=== GIVEN INFORMATION ===

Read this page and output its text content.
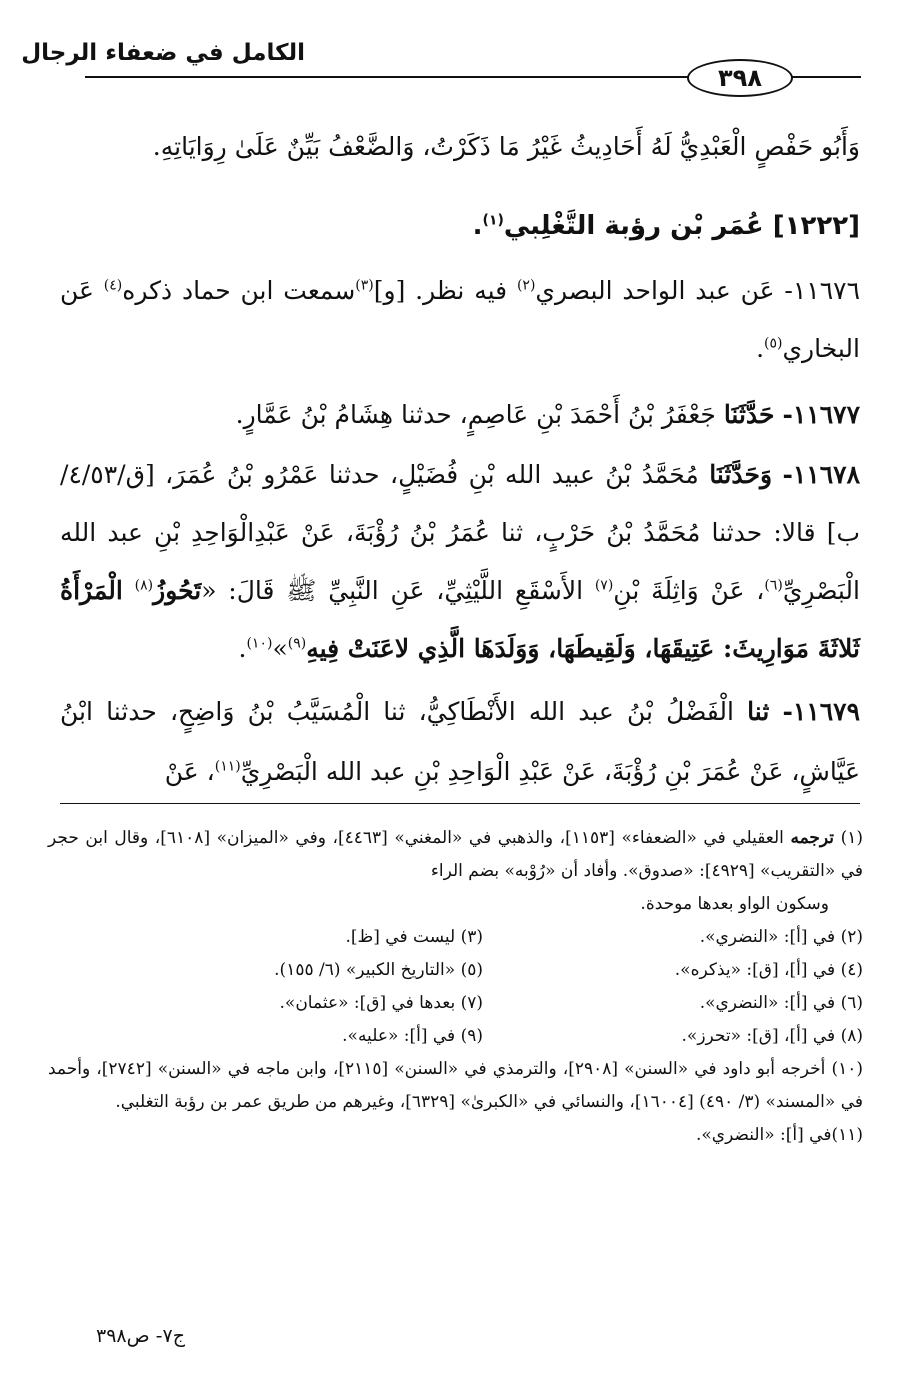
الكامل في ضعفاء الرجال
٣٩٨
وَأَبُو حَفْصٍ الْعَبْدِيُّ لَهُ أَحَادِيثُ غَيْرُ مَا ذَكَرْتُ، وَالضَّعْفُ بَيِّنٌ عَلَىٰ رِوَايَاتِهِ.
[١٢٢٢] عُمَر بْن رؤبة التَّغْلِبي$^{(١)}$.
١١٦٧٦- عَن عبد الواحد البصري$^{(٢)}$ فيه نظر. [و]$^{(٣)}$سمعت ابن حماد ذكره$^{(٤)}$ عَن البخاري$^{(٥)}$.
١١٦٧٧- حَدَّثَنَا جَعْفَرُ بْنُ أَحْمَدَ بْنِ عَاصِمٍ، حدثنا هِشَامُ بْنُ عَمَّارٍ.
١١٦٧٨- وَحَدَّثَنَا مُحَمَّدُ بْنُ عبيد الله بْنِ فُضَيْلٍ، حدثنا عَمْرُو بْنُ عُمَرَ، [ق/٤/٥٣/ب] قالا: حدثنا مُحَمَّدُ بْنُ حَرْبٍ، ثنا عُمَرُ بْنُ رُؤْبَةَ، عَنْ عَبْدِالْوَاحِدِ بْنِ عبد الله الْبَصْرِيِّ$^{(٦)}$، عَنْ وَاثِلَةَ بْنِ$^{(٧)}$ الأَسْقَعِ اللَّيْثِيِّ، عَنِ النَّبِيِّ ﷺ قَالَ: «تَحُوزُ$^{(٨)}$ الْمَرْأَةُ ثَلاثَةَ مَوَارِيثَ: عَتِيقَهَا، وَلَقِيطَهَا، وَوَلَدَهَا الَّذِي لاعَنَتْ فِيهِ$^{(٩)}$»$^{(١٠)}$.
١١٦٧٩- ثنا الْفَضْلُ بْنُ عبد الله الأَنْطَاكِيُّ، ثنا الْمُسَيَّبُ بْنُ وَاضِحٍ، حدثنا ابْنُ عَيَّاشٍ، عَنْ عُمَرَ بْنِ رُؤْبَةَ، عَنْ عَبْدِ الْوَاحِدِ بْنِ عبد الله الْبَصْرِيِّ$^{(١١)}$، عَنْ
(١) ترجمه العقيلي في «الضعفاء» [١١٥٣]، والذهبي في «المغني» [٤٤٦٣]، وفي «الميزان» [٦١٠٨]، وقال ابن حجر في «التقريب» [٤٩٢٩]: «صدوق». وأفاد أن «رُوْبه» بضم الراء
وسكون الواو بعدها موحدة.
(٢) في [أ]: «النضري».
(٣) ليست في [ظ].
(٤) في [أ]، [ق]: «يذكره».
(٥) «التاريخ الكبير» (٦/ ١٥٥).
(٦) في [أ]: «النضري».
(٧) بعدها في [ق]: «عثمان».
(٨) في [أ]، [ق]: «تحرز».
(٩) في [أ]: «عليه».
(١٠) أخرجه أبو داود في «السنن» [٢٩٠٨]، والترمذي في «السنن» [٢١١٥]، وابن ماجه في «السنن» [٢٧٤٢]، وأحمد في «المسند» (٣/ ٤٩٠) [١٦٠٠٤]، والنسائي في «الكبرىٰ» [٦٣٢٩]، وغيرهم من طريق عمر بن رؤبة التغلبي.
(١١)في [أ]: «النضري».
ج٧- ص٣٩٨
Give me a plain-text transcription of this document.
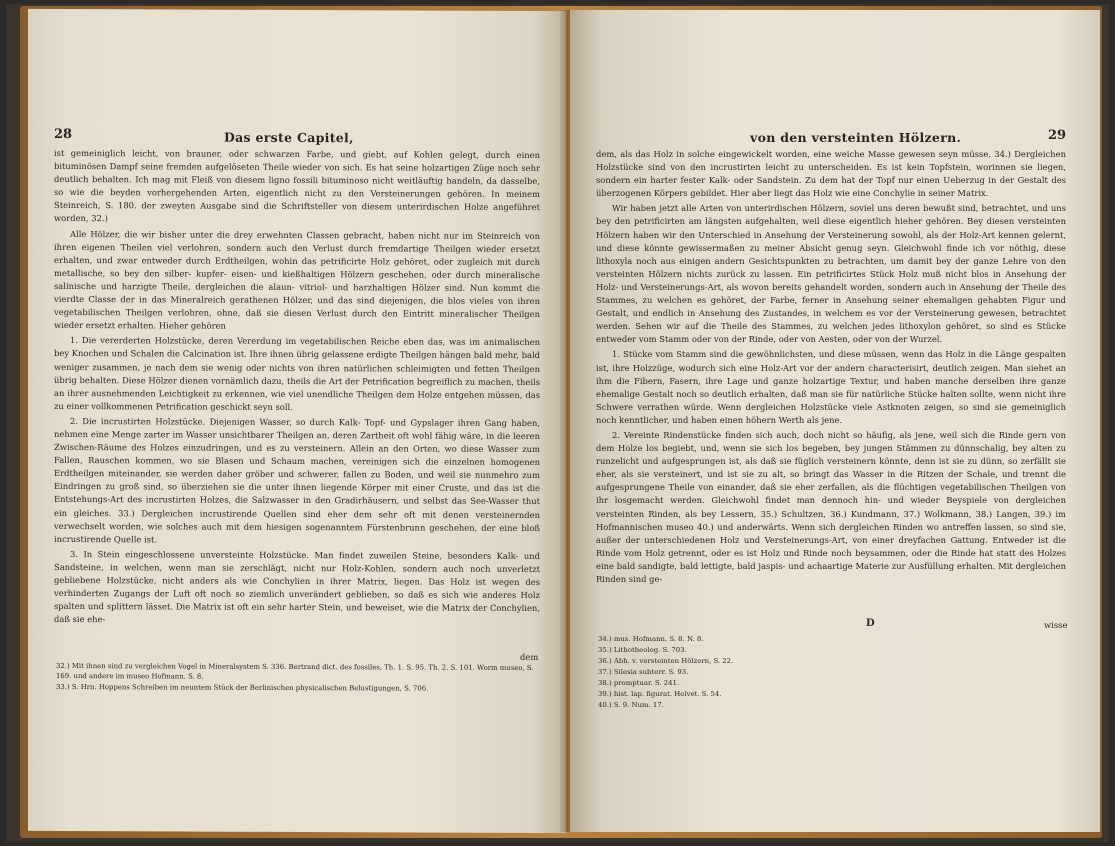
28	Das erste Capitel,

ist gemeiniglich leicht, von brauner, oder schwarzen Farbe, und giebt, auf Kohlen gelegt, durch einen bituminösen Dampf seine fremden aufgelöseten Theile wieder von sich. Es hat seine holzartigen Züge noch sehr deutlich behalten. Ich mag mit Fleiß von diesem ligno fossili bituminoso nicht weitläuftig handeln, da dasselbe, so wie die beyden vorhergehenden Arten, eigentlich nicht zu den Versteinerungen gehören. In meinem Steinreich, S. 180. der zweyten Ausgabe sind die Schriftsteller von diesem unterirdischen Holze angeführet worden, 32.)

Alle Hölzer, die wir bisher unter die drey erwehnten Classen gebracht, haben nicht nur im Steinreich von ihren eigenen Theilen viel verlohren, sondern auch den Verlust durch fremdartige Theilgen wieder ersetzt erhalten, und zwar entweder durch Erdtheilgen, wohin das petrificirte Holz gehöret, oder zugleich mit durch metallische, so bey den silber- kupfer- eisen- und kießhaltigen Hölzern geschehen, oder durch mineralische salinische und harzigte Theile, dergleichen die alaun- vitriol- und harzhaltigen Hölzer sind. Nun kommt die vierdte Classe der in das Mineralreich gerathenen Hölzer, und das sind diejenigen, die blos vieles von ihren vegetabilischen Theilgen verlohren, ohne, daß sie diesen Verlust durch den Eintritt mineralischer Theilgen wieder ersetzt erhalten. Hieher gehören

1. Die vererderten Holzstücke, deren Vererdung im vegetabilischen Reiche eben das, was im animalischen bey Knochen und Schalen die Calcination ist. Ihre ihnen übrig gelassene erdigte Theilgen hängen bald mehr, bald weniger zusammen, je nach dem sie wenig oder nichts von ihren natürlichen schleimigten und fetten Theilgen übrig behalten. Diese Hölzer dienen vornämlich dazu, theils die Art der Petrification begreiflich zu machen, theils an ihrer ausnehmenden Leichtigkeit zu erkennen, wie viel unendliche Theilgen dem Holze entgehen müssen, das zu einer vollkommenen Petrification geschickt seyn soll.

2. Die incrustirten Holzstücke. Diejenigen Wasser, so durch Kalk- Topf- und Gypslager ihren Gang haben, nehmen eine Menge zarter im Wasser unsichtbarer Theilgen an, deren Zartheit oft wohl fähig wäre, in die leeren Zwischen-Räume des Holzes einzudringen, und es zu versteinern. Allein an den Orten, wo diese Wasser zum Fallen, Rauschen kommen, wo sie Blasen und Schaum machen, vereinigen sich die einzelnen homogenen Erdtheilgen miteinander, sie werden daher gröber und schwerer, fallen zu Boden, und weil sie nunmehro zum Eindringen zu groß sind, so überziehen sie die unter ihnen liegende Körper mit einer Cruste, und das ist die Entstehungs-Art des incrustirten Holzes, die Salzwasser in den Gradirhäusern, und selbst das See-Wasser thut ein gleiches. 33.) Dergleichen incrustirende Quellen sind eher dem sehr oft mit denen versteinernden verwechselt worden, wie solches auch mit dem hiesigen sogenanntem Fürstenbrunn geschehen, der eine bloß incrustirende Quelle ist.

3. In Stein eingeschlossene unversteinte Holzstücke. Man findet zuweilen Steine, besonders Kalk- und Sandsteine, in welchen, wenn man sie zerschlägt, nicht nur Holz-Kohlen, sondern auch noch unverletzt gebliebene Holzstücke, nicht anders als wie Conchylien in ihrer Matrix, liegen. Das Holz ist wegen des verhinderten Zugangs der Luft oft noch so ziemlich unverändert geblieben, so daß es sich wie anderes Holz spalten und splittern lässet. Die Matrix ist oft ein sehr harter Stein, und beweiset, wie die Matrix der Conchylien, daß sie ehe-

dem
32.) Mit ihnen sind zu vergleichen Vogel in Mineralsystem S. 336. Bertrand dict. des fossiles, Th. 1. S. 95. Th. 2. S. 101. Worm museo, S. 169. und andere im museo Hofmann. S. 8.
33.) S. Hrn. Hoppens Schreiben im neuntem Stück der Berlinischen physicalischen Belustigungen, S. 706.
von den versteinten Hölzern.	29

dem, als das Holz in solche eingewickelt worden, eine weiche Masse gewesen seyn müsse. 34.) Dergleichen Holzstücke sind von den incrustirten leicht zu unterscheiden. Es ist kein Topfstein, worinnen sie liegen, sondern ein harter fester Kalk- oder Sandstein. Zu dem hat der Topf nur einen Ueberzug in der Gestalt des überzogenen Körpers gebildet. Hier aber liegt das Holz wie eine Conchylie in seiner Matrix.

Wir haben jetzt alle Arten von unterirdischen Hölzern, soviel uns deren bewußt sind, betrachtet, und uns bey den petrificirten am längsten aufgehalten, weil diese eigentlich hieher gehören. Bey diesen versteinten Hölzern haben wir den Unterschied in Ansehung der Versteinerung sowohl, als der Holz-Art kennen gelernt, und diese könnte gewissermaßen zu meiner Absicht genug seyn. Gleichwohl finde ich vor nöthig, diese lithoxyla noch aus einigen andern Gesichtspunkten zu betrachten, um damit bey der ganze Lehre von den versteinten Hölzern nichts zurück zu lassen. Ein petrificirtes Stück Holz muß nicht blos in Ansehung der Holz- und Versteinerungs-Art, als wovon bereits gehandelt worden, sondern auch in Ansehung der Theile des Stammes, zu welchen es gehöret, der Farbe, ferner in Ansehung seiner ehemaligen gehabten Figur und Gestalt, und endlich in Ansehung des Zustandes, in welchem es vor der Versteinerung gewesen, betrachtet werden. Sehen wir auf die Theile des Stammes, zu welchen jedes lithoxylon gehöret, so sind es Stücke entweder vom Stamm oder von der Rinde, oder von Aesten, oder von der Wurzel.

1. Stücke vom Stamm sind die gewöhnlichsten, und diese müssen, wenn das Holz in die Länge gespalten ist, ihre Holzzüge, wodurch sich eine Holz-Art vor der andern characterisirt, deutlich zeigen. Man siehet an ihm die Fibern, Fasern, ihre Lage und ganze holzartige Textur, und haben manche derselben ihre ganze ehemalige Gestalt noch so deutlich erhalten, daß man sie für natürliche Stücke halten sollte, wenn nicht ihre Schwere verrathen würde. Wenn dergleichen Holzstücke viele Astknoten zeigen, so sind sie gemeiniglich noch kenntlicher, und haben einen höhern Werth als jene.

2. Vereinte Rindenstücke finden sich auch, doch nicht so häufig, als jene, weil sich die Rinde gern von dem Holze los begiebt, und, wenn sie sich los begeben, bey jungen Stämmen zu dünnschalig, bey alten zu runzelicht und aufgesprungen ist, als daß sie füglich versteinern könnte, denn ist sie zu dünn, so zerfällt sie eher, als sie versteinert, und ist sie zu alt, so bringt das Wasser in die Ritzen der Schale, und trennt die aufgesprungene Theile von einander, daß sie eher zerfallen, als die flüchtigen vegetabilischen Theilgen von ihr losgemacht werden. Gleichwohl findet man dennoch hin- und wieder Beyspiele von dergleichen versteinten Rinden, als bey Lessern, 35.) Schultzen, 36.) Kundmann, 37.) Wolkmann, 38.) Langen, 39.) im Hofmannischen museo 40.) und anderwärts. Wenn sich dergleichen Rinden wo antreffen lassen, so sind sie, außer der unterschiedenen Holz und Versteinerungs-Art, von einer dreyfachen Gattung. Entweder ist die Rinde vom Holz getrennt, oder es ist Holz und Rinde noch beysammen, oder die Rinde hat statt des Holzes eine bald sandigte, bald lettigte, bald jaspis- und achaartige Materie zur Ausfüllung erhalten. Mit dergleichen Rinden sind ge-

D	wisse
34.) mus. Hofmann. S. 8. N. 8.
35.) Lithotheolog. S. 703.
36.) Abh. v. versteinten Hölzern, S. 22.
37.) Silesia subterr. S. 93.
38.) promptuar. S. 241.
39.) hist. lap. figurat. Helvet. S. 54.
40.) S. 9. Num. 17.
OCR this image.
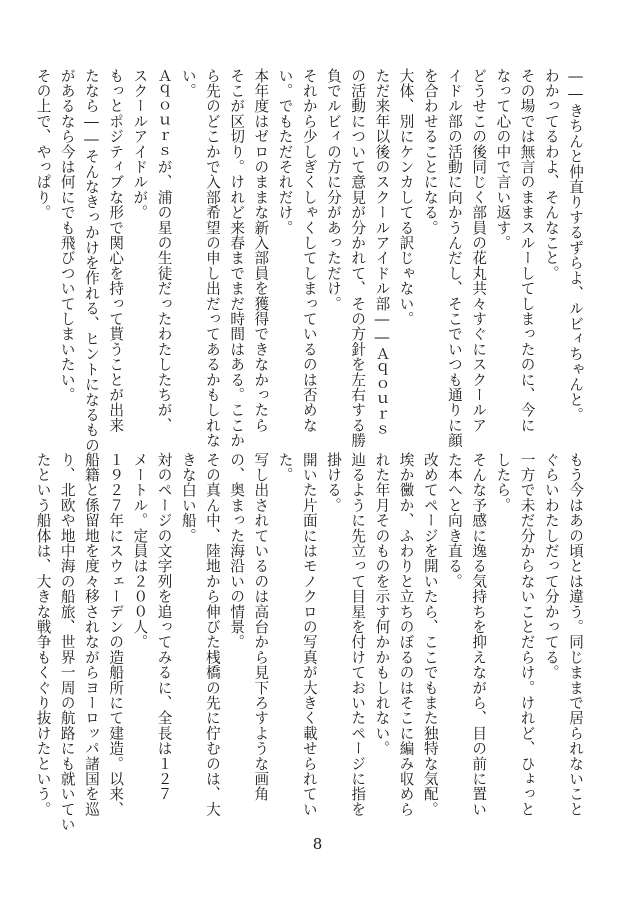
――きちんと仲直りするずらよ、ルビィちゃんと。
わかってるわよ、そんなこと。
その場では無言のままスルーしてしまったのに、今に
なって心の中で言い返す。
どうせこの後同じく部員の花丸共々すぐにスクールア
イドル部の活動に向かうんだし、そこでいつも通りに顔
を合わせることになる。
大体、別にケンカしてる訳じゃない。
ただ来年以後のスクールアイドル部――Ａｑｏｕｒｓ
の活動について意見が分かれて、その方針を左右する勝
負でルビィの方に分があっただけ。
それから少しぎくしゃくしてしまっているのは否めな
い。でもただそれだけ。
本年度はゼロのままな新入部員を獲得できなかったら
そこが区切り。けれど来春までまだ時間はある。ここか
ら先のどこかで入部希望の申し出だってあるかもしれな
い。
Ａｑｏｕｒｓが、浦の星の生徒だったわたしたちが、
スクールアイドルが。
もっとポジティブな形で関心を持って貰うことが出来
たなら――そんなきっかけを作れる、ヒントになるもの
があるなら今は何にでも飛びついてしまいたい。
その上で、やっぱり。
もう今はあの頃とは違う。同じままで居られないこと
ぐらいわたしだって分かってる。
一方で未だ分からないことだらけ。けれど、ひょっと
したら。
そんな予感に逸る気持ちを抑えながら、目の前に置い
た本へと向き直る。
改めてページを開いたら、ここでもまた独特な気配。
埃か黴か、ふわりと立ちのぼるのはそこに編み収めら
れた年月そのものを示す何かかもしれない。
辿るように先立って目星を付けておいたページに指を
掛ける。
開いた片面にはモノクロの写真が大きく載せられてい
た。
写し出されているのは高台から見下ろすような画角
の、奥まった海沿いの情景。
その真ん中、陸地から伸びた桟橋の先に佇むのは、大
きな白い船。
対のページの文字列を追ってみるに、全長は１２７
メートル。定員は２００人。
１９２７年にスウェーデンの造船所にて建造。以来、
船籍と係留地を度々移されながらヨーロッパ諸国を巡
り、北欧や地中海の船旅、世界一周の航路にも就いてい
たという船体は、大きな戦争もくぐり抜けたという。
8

===

# AIM OF THE TASK
Tell how many lines contain the word "gehöret", using only the number.

# WRITTEN REPLY
2